**EXERCISE DIRECTIONS:**
Reproduce word for word the part of the records below that opens with the line containing "745, 1022, 761]" and closes with the line containing "749, 1216, 758]", both included.

**STORED ROWS:**
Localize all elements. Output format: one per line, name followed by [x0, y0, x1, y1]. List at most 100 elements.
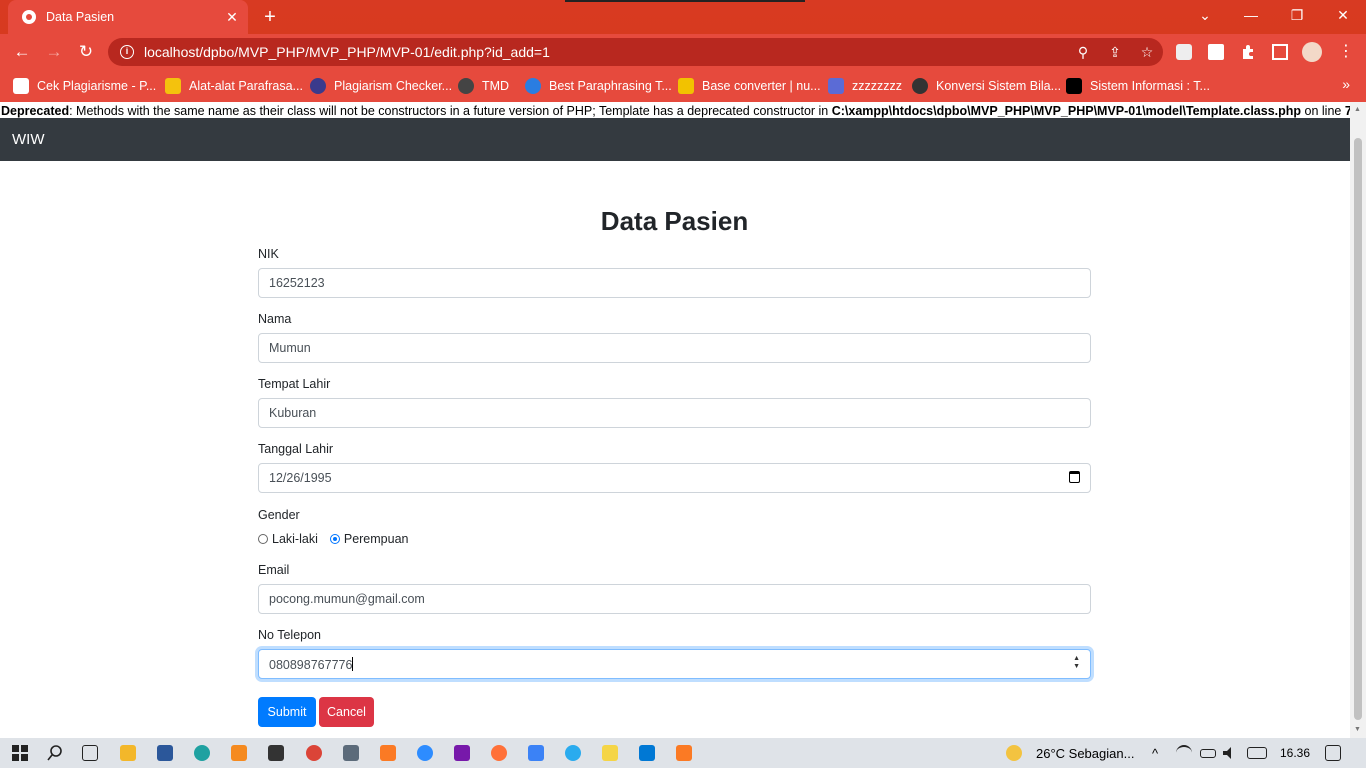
weather-icon[interactable]	[1006, 745, 1022, 761]
bookmark-item[interactable]: TMD	[458, 77, 509, 95]
gender-radio-group: Laki-laki Perempuan	[258, 532, 408, 546]
bookmark-item[interactable]: Konversi Sistem Bila...	[912, 77, 1061, 95]
xampp-control-icon[interactable]	[676, 745, 692, 761]
share-icon[interactable]: ⇪	[1099, 44, 1131, 61]
reload-button[interactable]: ↻	[74, 40, 98, 64]
site-info-icon[interactable]: i	[120, 45, 134, 59]
radio-perempuan[interactable]	[329, 534, 340, 544]
text-caret	[352, 657, 354, 671]
number-spinner-icon[interactable]: ▲ ▼	[1073, 655, 1080, 671]
battery-icon[interactable]	[1200, 749, 1216, 758]
tab-close-icon[interactable]: ✕	[222, 9, 242, 26]
page-scrollbar[interactable]: ▲ ▼	[1350, 102, 1366, 738]
close-window-button[interactable]: ✕	[1320, 0, 1366, 30]
bookmark-item[interactable]: Cek Plagiarisme - P...	[13, 77, 156, 95]
tanggal-lahir-label: Tanggal Lahir	[258, 442, 334, 456]
windows-start-icon[interactable]	[12, 745, 28, 761]
wifi-icon[interactable]	[1176, 745, 1192, 761]
notification-icon[interactable]	[1325, 745, 1341, 761]
bookmark-favicon-icon	[525, 78, 541, 94]
bookmark-star-icon[interactable]: ☆	[1131, 44, 1163, 61]
tanggal-lahir-input[interactable]: 12/26/1995	[258, 463, 1091, 493]
browser-tab[interactable]: Data Pasien ✕	[8, 0, 248, 34]
bookmark-favicon-icon	[310, 78, 326, 94]
bookmark-item[interactable]: Sistem Informasi : T...	[1066, 77, 1210, 95]
volume-icon[interactable]	[1222, 745, 1238, 761]
bookmark-label: Cek Plagiarisme - P...	[37, 79, 157, 93]
word-icon[interactable]	[157, 745, 173, 761]
windows-taskbar: 26°C Sebagian... ^ 16.36	[0, 738, 1366, 768]
calculator-icon[interactable]	[343, 745, 359, 761]
firefox-icon[interactable]	[491, 745, 507, 761]
bookmarks-bar: Cek Plagiarisme - P... Alat-alat Parafra…	[0, 70, 1366, 102]
task-view-icon[interactable]	[82, 745, 98, 761]
bookmark-favicon-icon	[13, 78, 29, 94]
cancel-button[interactable]: Cancel	[319, 697, 374, 727]
nama-input[interactable]: Mumun	[258, 333, 1091, 363]
bookmarks-overflow-icon[interactable]: »	[1342, 76, 1350, 92]
forward-button[interactable]: →	[42, 40, 66, 64]
navbar-brand[interactable]: WIW	[12, 131, 44, 148]
zoom-app-icon[interactable]	[417, 745, 433, 761]
side-panel-icon[interactable]	[1272, 44, 1288, 60]
extension-icon[interactable]	[1176, 44, 1192, 60]
scrollbar-thumb[interactable]	[1354, 138, 1362, 720]
bookmark-favicon-icon	[165, 78, 181, 94]
chrome-icon[interactable]	[306, 745, 322, 761]
radio-perempuan-label[interactable]: Perempuan	[344, 532, 409, 546]
bookmark-label: Plagiarism Checker...	[334, 79, 453, 93]
sticky-app-icon[interactable]	[602, 745, 618, 761]
tanggal-lahir-value: 12/26/1995	[269, 471, 332, 485]
tab-strip: Data Pasien ✕ + ⌄ — ❐ ✕	[0, 0, 1366, 34]
scroll-up-icon[interactable]: ▲	[1354, 106, 1361, 113]
back-button[interactable]: ←	[10, 40, 34, 64]
restore-button[interactable]: ❐	[1274, 0, 1320, 30]
bookmark-item[interactable]: zzzzzzzz	[828, 77, 902, 95]
sublime-icon[interactable]	[231, 745, 247, 761]
file-explorer-icon[interactable]	[120, 745, 136, 761]
telegram-icon[interactable]	[565, 745, 581, 761]
todo-icon[interactable]	[528, 745, 544, 761]
xampp-icon[interactable]	[380, 745, 396, 761]
calendar-icon[interactable]	[1069, 471, 1080, 483]
bookmark-label: zzzzzzzz	[852, 79, 902, 93]
extension-b-icon[interactable]	[1208, 44, 1224, 60]
edge-icon[interactable]	[194, 745, 210, 761]
keyboard-icon[interactable]	[1247, 747, 1267, 759]
nik-input[interactable]: 16252123	[258, 268, 1091, 298]
url-text[interactable]: localhost/dpbo/MVP_PHP/MVP_PHP/MVP-01/ed…	[144, 44, 1067, 60]
telepon-input[interactable]: 080898767776 ▲ ▼	[258, 649, 1091, 679]
bookmark-label: Best Paraphrasing T...	[549, 79, 672, 93]
profile-avatar[interactable]	[1302, 42, 1322, 62]
bookmark-item[interactable]: Plagiarism Checker...	[310, 77, 452, 95]
weather-text[interactable]: 26°C Sebagian...	[1036, 746, 1134, 761]
submit-button[interactable]: Submit	[258, 697, 316, 727]
tab-search-icon[interactable]: ⌄	[1182, 0, 1228, 30]
tempat-lahir-label: Tempat Lahir	[258, 377, 331, 391]
radio-laki-laki-label[interactable]: Laki-laki	[272, 532, 318, 546]
radio-laki-laki[interactable]	[258, 534, 268, 544]
bookmark-item[interactable]: Best Paraphrasing T...	[525, 77, 672, 95]
menu-icon[interactable]: ⋮	[1338, 44, 1354, 60]
address-bar[interactable]: i localhost/dpbo/MVP_PHP/MVP_PHP/MVP-01/…	[108, 38, 1163, 66]
tray-overflow-icon[interactable]: ^	[1152, 746, 1158, 761]
tempat-lahir-input[interactable]: Kuburan	[258, 398, 1091, 428]
new-tab-button[interactable]: +	[260, 4, 280, 30]
onenote-icon[interactable]	[454, 745, 470, 761]
page-viewport: Deprecated: Methods with the same name a…	[0, 102, 1350, 738]
clock-time[interactable]: 16.36	[1280, 746, 1310, 760]
store-icon[interactable]	[268, 745, 284, 761]
scroll-down-icon[interactable]: ▼	[1354, 726, 1361, 733]
zoom-icon[interactable]: ⚲	[1067, 44, 1099, 61]
email-input[interactable]: pocong.mumun@gmail.com	[258, 584, 1091, 614]
minimize-button[interactable]: —	[1228, 0, 1274, 30]
bookmark-item[interactable]: Base converter | nu...	[678, 77, 821, 95]
bookmark-favicon-icon	[828, 78, 844, 94]
deprecated-online-text: on line	[1301, 104, 1345, 118]
bookmark-item[interactable]: Alat-alat Parafrasa...	[165, 77, 303, 95]
bookmark-label: TMD	[482, 79, 510, 93]
puzzle-icon[interactable]	[1240, 44, 1256, 60]
deprecated-path: C:\xampp\htdocs\dpbo\MVP_PHP\MVP_PHP\MVP…	[831, 104, 1302, 118]
vscode-icon[interactable]	[639, 745, 655, 761]
search-icon[interactable]	[47, 745, 63, 761]
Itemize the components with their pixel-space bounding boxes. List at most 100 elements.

**TASK OUTPUT:**
weather-icon[interactable]	[1006, 745, 1022, 761]
bookmark-item[interactable]: TMD	[458, 77, 509, 95]
gender-radio-group: Laki-laki Perempuan	[258, 532, 408, 546]
bookmark-item[interactable]: Konversi Sistem Bila...	[912, 77, 1061, 95]
xampp-control-icon[interactable]	[676, 745, 692, 761]
share-icon[interactable]: ⇪	[1099, 44, 1131, 61]
reload-button[interactable]: ↻	[74, 40, 98, 64]
site-info-icon[interactable]: i	[120, 45, 134, 59]
radio-perempuan[interactable]	[329, 534, 340, 544]
text-caret	[352, 657, 354, 671]
number-spinner-icon[interactable]: ▲ ▼	[1073, 655, 1080, 671]
battery-icon[interactable]	[1200, 749, 1216, 758]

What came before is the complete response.